* [What to do] Look through the listing below and give the number of lines that hold "Метелицы". Say nothing more.

START Entries supplied

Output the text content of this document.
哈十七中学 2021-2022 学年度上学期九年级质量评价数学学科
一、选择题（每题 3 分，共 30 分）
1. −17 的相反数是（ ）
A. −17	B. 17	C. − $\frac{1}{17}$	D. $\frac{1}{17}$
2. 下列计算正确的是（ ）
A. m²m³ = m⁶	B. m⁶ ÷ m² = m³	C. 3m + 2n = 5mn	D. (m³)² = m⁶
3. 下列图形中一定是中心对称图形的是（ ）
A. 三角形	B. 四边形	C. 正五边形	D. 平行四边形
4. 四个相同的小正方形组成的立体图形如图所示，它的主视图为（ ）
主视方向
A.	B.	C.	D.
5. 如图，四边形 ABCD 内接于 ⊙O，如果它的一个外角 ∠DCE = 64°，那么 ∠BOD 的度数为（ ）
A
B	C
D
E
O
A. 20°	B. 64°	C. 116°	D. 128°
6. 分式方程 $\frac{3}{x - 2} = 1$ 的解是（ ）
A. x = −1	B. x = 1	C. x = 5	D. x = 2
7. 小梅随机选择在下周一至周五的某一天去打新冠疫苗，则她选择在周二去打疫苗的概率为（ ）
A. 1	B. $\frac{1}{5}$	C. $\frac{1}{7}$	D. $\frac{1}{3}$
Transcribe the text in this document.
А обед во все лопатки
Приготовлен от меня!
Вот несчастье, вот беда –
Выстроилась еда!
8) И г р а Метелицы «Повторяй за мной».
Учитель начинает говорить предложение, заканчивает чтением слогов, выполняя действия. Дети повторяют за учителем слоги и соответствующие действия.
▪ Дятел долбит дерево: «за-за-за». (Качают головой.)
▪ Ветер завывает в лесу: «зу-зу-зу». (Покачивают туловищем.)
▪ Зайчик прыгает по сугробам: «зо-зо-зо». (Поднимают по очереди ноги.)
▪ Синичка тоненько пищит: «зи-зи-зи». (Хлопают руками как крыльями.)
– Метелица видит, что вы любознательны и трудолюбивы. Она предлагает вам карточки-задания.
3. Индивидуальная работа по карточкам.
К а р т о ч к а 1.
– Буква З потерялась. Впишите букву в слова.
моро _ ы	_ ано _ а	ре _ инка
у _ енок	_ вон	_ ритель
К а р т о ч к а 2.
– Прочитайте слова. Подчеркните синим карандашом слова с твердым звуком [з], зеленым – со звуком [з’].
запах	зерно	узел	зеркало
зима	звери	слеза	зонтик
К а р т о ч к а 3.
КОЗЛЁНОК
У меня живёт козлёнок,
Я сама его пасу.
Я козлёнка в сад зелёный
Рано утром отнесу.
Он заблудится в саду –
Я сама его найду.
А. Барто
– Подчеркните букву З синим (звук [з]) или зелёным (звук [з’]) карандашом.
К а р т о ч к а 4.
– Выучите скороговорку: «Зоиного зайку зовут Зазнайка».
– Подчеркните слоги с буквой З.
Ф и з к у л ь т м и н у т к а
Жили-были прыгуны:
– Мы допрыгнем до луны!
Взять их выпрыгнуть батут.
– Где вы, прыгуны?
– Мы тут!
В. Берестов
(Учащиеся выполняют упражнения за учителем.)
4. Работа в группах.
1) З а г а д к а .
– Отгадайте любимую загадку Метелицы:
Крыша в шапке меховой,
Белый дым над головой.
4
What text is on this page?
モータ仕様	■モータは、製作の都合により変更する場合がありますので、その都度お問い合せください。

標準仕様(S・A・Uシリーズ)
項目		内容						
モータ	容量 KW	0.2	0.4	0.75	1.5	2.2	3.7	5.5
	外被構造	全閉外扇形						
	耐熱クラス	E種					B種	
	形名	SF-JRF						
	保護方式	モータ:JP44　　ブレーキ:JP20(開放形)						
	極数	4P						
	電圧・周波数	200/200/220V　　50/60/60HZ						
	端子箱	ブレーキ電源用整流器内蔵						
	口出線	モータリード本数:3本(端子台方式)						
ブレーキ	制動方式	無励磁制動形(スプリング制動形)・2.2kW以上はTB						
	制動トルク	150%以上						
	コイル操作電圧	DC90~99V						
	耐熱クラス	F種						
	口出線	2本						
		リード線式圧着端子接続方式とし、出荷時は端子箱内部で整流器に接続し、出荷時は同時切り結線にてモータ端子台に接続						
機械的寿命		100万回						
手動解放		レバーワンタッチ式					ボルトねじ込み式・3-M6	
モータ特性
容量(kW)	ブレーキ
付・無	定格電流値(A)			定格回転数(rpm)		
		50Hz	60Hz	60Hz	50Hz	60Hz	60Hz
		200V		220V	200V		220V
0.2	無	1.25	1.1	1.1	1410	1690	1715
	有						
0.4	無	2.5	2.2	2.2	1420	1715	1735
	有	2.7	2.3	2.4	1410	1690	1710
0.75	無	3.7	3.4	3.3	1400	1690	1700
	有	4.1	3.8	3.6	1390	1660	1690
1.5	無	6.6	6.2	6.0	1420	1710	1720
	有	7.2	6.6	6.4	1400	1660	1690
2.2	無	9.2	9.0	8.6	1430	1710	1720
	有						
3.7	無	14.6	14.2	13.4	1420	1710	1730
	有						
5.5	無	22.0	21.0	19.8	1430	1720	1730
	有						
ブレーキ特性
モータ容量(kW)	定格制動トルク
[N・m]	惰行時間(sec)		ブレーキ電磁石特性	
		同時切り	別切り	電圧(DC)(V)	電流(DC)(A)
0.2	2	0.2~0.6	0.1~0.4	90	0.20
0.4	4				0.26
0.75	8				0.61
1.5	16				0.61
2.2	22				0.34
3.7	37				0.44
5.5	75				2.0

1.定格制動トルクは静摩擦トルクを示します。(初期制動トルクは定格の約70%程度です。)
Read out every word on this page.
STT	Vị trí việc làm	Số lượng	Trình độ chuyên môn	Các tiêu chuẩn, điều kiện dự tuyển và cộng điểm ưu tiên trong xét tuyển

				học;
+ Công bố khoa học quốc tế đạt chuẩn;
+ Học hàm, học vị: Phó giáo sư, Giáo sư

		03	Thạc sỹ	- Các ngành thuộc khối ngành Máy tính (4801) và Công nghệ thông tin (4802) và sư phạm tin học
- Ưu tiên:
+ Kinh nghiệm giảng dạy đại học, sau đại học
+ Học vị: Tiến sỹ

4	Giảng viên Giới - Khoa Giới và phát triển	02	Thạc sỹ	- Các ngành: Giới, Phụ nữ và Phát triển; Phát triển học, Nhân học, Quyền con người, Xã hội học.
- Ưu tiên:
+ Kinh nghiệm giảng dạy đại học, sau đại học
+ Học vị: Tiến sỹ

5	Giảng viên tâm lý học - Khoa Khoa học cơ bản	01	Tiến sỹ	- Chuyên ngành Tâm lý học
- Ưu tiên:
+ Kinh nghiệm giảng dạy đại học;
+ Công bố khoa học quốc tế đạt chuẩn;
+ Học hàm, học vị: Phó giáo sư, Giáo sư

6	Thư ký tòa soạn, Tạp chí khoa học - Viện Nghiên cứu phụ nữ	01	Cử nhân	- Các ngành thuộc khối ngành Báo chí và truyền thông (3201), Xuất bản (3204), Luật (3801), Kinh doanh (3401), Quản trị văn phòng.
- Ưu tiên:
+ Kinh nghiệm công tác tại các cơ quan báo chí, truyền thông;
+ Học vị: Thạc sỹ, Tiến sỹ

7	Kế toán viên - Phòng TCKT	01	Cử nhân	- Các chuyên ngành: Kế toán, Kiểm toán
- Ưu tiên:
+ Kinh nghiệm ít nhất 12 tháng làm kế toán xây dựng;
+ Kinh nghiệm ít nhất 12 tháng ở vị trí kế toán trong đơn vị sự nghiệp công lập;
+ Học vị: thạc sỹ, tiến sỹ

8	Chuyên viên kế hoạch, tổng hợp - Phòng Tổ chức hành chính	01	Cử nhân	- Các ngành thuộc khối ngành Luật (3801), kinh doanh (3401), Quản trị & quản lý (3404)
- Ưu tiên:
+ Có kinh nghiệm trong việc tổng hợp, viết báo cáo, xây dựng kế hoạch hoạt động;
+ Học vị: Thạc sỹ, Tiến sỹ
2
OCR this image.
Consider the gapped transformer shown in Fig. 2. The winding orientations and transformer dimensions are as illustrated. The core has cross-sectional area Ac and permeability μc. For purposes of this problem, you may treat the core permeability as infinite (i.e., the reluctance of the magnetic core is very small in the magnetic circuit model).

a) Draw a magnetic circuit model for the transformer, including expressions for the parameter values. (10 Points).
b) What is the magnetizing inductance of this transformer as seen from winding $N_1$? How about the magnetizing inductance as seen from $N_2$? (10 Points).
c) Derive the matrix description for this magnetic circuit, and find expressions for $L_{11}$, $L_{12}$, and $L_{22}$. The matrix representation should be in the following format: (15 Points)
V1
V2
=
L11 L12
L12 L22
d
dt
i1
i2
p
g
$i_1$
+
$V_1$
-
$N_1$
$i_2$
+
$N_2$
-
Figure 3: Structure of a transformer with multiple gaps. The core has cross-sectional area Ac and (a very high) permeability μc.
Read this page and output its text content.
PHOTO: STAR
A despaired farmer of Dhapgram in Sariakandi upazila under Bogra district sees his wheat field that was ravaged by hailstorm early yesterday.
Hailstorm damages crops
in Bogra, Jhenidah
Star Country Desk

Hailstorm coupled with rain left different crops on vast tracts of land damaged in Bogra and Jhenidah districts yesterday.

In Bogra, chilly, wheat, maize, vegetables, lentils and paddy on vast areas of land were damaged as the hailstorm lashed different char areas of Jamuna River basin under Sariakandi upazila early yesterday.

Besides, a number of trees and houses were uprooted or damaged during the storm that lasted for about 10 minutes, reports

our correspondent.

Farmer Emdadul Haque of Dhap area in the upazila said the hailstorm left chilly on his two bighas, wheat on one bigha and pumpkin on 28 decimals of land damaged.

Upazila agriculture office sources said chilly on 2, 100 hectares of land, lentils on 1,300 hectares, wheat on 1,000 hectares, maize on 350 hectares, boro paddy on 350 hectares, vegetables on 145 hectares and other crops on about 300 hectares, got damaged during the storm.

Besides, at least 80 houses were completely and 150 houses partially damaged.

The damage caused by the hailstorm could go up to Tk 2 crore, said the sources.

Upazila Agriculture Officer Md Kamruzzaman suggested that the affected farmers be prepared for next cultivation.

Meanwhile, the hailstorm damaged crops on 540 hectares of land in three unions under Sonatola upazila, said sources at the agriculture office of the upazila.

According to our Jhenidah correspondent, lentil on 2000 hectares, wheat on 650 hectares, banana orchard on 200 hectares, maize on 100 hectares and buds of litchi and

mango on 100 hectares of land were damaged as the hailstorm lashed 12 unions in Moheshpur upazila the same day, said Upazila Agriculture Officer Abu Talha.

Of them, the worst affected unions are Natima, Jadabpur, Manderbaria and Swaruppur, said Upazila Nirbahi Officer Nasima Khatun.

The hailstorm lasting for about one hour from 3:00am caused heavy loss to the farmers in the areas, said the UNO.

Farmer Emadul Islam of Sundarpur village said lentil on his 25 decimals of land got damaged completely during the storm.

END Entries supplied

* [Response below] 2